Source records:

Start

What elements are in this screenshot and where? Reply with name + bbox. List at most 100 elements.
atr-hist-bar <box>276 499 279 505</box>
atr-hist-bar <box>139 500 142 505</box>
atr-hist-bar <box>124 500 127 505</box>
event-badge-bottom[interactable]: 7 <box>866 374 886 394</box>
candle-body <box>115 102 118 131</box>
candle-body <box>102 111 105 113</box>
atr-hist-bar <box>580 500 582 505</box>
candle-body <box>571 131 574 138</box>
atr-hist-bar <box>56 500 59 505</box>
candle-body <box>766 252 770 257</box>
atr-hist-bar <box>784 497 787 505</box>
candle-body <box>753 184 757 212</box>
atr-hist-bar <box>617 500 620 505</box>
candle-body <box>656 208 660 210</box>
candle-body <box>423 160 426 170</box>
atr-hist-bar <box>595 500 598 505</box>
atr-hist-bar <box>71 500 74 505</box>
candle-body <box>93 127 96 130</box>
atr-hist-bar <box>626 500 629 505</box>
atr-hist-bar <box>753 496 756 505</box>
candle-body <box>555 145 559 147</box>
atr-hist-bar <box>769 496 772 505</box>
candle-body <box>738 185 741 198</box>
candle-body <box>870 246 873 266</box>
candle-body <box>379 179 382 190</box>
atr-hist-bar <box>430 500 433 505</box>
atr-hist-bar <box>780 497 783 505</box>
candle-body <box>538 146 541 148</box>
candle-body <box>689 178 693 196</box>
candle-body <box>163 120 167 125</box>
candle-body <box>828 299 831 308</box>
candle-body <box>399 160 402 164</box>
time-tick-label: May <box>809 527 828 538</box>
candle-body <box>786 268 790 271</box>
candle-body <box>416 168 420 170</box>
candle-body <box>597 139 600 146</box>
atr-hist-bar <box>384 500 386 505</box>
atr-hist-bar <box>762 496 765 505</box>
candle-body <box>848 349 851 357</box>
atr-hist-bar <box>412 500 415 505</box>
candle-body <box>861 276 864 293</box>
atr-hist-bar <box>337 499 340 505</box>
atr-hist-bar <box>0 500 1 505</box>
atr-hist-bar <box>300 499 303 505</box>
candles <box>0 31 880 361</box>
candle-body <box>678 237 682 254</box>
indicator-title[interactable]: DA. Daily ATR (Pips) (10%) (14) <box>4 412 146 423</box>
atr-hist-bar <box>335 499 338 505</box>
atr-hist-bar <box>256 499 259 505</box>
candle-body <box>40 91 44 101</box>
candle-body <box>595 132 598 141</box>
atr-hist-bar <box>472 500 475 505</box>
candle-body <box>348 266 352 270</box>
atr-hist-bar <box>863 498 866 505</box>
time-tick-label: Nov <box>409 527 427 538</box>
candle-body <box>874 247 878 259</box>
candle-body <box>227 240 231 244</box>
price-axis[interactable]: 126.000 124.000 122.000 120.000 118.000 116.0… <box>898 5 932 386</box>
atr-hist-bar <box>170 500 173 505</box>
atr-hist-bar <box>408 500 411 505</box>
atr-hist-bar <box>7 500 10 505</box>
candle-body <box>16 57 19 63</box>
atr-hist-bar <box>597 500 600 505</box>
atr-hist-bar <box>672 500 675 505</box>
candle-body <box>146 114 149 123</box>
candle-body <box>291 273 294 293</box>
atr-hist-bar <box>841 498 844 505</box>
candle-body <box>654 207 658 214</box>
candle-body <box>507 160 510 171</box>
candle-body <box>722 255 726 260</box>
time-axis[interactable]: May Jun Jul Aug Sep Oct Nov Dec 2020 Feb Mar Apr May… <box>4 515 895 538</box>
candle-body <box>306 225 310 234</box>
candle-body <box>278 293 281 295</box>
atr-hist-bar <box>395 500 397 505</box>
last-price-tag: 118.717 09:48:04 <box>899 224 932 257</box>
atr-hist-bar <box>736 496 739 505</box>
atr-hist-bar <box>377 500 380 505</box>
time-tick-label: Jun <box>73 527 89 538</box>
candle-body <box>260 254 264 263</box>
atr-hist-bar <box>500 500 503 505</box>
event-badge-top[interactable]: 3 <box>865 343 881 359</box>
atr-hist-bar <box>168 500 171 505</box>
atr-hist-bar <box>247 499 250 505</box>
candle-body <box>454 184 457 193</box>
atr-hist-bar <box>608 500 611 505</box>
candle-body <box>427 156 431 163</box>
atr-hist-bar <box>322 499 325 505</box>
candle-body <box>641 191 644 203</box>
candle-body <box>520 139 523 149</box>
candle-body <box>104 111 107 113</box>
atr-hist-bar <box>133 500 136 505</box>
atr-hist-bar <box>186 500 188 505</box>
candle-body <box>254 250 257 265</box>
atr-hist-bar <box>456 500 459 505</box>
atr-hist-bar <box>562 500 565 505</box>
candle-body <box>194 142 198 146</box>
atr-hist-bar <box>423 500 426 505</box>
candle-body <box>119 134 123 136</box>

End

What you need to do: Copy every item above word for word.

Exercise output:
What elements are in this screenshot and where? Reply with name + bbox. List at most 100 elements.
atr-hist-bar <box>276 499 279 505</box>
atr-hist-bar <box>139 500 142 505</box>
atr-hist-bar <box>124 500 127 505</box>
event-badge-bottom[interactable]: 7 <box>866 374 886 394</box>
candle-body <box>115 102 118 131</box>
candle-body <box>102 111 105 113</box>
atr-hist-bar <box>580 500 582 505</box>
candle-body <box>571 131 574 138</box>
atr-hist-bar <box>56 500 59 505</box>
candle-body <box>766 252 770 257</box>
atr-hist-bar <box>784 497 787 505</box>
candle-body <box>753 184 757 212</box>
atr-hist-bar <box>617 500 620 505</box>
candle-body <box>656 208 660 210</box>
candle-body <box>423 160 426 170</box>
atr-hist-bar <box>595 500 598 505</box>
atr-hist-bar <box>71 500 74 505</box>
candle-body <box>93 127 96 130</box>
atr-hist-bar <box>626 500 629 505</box>
atr-hist-bar <box>753 496 756 505</box>
candle-body <box>555 145 559 147</box>
atr-hist-bar <box>769 496 772 505</box>
candle-body <box>738 185 741 198</box>
candle-body <box>870 246 873 266</box>
candle-body <box>379 179 382 190</box>
atr-hist-bar <box>430 500 433 505</box>
atr-hist-bar <box>780 497 783 505</box>
candle-body <box>538 146 541 148</box>
candle-body <box>689 178 693 196</box>
candle-body <box>163 120 167 125</box>
candle-body <box>828 299 831 308</box>
candle-body <box>399 160 402 164</box>
time-tick-label: May <box>809 527 828 538</box>
candle-body <box>786 268 790 271</box>
candle-body <box>416 168 420 170</box>
candle-body <box>597 139 600 146</box>
atr-hist-bar <box>384 500 386 505</box>
atr-hist-bar <box>762 496 765 505</box>
candle-body <box>848 349 851 357</box>
atr-hist-bar <box>412 500 415 505</box>
candle-body <box>861 276 864 293</box>
atr-hist-bar <box>337 499 340 505</box>
atr-hist-bar <box>0 500 1 505</box>
atr-hist-bar <box>300 499 303 505</box>
candles <box>0 31 880 361</box>
candle-body <box>678 237 682 254</box>
indicator-title[interactable]: DA. Daily ATR (Pips) (10%) (14) <box>4 412 146 423</box>
atr-hist-bar <box>335 499 338 505</box>
atr-hist-bar <box>256 499 259 505</box>
candle-body <box>40 91 44 101</box>
candle-body <box>595 132 598 141</box>
atr-hist-bar <box>472 500 475 505</box>
candle-body <box>348 266 352 270</box>
atr-hist-bar <box>863 498 866 505</box>
time-tick-label: Nov <box>409 527 427 538</box>
candle-body <box>874 247 878 259</box>
candle-body <box>227 240 231 244</box>
price-axis[interactable]: 126.000 124.000 122.000 120.000 118.000 116.0… <box>898 5 932 386</box>
atr-hist-bar <box>170 500 173 505</box>
atr-hist-bar <box>408 500 411 505</box>
atr-hist-bar <box>7 500 10 505</box>
candle-body <box>16 57 19 63</box>
atr-hist-bar <box>597 500 600 505</box>
atr-hist-bar <box>672 500 675 505</box>
candle-body <box>146 114 149 123</box>
candle-body <box>291 273 294 293</box>
atr-hist-bar <box>841 498 844 505</box>
candle-body <box>654 207 658 214</box>
candle-body <box>507 160 510 171</box>
candle-body <box>722 255 726 260</box>
time-axis[interactable]: May Jun Jul Aug Sep Oct Nov Dec 2020 Feb Mar Apr May… <box>4 515 895 538</box>
candle-body <box>306 225 310 234</box>
candle-body <box>278 293 281 295</box>
atr-hist-bar <box>395 500 397 505</box>
last-price-tag: 118.717 09:48:04 <box>899 224 932 257</box>
atr-hist-bar <box>736 496 739 505</box>
atr-hist-bar <box>377 500 380 505</box>
time-tick-label: Jun <box>73 527 89 538</box>
candle-body <box>260 254 264 263</box>
atr-hist-bar <box>500 500 503 505</box>
event-badge-top[interactable]: 3 <box>865 343 881 359</box>
atr-hist-bar <box>168 500 171 505</box>
atr-hist-bar <box>247 499 250 505</box>
candle-body <box>454 184 457 193</box>
atr-hist-bar <box>608 500 611 505</box>
candle-body <box>427 156 431 163</box>
atr-hist-bar <box>322 499 325 505</box>
candle-body <box>641 191 644 203</box>
candle-body <box>520 139 523 149</box>
candle-body <box>104 111 107 113</box>
atr-hist-bar <box>133 500 136 505</box>
atr-hist-bar <box>186 500 188 505</box>
candle-body <box>254 250 257 265</box>
atr-hist-bar <box>456 500 459 505</box>
atr-hist-bar <box>562 500 565 505</box>
candle-body <box>194 142 198 146</box>
atr-hist-bar <box>423 500 426 505</box>
candle-body <box>119 134 123 136</box>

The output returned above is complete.